__Task statement__: Search the listing below for the string "disabled" and show each line that contains it.

[start]

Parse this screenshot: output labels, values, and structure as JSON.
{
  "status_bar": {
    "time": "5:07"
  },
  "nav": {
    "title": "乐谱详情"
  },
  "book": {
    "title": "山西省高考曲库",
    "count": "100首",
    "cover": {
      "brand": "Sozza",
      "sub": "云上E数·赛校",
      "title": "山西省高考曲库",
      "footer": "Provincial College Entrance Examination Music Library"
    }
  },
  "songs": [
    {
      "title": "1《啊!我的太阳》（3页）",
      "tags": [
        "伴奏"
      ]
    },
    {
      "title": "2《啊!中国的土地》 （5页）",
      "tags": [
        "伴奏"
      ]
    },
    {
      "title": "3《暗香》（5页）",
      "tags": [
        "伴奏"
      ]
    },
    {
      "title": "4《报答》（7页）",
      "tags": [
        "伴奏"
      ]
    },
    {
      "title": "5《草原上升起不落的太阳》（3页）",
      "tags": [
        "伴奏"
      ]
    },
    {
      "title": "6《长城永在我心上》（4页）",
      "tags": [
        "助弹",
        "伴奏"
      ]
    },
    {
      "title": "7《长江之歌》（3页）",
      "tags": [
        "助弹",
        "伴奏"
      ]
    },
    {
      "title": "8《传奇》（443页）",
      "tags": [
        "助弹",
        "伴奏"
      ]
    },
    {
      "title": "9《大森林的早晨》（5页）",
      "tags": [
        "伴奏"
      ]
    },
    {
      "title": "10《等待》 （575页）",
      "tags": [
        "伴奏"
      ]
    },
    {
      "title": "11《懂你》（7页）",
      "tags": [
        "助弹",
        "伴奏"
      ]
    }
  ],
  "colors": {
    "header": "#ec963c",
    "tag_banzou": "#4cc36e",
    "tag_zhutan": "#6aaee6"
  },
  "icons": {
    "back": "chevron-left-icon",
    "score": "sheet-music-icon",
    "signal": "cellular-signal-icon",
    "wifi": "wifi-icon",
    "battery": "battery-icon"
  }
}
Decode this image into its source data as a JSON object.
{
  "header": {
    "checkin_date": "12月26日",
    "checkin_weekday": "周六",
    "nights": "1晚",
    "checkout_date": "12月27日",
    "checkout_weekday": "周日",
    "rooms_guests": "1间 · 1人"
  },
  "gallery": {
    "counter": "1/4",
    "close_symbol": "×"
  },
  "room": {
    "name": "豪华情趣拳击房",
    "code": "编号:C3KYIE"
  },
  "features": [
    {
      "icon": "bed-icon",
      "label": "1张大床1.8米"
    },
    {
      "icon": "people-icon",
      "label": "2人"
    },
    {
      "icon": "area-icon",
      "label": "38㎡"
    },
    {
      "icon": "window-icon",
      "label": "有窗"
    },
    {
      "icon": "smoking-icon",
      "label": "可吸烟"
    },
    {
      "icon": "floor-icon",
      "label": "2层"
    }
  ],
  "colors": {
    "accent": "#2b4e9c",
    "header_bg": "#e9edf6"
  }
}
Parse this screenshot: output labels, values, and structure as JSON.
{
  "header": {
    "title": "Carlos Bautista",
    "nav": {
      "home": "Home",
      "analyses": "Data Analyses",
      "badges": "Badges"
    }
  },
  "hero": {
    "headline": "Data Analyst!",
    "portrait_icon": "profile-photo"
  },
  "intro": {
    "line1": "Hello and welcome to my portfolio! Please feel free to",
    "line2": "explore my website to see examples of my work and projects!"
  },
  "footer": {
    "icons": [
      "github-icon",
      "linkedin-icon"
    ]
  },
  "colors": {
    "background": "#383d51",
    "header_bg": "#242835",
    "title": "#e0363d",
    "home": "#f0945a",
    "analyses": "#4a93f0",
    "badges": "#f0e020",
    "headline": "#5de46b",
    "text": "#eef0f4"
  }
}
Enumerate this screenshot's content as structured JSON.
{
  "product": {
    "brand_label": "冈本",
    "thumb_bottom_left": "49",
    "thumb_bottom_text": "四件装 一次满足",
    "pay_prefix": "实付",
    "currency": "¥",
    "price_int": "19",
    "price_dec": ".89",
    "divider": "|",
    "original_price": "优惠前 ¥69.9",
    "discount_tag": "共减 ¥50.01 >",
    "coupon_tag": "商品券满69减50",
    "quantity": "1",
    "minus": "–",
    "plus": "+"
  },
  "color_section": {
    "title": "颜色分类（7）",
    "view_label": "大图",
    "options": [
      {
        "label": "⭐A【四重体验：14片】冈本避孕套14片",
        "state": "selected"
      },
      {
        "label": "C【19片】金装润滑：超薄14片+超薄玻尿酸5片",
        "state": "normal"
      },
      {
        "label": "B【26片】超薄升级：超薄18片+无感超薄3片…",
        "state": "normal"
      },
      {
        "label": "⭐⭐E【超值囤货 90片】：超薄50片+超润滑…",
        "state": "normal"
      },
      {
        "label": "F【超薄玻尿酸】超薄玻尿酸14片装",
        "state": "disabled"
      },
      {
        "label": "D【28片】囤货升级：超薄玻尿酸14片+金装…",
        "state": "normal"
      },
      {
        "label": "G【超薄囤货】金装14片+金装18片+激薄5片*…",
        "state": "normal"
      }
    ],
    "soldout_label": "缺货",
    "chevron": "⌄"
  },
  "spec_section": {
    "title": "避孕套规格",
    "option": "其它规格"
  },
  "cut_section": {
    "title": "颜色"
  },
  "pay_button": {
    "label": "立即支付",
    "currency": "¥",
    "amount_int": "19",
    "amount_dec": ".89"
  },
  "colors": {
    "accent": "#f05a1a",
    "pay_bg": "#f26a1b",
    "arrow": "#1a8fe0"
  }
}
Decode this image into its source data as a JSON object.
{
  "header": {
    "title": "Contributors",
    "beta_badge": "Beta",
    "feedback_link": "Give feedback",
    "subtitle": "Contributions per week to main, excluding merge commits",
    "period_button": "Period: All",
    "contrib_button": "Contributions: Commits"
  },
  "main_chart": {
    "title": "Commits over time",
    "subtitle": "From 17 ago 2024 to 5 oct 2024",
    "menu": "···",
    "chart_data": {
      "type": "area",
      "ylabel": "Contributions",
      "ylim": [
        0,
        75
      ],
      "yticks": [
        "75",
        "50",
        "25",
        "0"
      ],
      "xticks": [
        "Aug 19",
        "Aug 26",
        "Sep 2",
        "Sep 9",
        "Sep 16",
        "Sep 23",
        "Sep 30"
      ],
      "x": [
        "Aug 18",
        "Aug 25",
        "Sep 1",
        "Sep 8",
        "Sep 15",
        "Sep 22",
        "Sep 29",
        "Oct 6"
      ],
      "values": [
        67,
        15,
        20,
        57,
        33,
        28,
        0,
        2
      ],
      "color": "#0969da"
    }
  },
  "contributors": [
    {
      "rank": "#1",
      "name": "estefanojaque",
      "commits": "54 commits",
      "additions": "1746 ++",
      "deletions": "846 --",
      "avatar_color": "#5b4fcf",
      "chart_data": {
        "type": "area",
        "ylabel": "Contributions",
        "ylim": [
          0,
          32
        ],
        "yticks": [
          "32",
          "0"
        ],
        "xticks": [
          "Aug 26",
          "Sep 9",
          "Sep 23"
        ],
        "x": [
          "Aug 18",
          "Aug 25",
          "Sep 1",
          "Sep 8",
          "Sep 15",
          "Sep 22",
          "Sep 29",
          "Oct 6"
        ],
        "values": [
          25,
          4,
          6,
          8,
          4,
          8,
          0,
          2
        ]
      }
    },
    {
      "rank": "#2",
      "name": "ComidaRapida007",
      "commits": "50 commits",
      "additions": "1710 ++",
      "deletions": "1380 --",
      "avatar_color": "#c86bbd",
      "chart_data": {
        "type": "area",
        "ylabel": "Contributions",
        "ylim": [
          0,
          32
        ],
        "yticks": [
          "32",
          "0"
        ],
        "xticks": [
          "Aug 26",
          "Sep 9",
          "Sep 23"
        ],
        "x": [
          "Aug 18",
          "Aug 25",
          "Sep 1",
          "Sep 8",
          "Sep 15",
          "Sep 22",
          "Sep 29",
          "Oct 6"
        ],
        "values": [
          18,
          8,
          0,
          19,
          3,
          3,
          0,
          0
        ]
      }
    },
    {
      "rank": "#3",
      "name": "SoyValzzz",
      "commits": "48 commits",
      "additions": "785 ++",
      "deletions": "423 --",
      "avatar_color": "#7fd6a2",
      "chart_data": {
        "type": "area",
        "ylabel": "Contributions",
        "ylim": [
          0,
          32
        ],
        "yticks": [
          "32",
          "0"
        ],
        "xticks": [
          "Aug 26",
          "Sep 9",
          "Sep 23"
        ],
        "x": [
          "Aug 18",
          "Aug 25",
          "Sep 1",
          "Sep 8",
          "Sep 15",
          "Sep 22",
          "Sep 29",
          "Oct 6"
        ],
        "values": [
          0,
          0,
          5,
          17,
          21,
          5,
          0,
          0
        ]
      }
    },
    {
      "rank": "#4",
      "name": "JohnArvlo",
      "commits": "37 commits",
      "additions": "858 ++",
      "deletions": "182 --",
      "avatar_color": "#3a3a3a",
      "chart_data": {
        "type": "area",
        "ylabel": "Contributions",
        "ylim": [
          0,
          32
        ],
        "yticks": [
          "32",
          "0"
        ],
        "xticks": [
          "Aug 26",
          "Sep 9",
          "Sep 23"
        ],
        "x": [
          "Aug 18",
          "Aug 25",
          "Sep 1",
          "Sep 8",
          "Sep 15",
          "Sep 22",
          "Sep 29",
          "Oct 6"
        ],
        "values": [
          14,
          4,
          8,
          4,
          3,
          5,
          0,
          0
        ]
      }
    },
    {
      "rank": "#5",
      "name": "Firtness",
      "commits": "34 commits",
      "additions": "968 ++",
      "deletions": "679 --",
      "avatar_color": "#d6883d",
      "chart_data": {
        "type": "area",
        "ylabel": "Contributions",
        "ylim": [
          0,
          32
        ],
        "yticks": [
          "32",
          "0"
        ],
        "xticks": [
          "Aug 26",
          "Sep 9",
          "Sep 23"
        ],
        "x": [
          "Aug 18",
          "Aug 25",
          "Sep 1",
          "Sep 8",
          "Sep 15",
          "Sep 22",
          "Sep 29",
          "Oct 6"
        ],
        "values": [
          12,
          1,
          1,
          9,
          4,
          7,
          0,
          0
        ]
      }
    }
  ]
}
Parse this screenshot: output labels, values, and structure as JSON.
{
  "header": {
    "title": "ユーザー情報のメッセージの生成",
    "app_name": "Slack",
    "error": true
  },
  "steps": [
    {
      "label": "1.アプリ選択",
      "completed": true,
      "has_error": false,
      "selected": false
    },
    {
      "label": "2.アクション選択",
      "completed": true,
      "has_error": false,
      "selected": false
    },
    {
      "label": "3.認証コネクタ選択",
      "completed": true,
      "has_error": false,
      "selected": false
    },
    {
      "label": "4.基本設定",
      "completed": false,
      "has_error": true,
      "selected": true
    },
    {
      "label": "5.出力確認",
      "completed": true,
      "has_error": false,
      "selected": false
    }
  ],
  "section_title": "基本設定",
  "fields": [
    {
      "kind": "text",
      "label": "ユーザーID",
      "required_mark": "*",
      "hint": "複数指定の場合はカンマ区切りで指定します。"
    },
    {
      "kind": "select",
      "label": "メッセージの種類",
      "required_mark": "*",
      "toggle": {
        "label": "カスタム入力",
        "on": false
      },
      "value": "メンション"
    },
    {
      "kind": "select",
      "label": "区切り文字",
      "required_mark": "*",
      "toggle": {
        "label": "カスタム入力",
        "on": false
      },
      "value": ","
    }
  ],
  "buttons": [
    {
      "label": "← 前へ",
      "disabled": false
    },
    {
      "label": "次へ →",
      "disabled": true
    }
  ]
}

[end]

__Answer in full__:
        "state": "disabled"
      "disabled": false
      "disabled": true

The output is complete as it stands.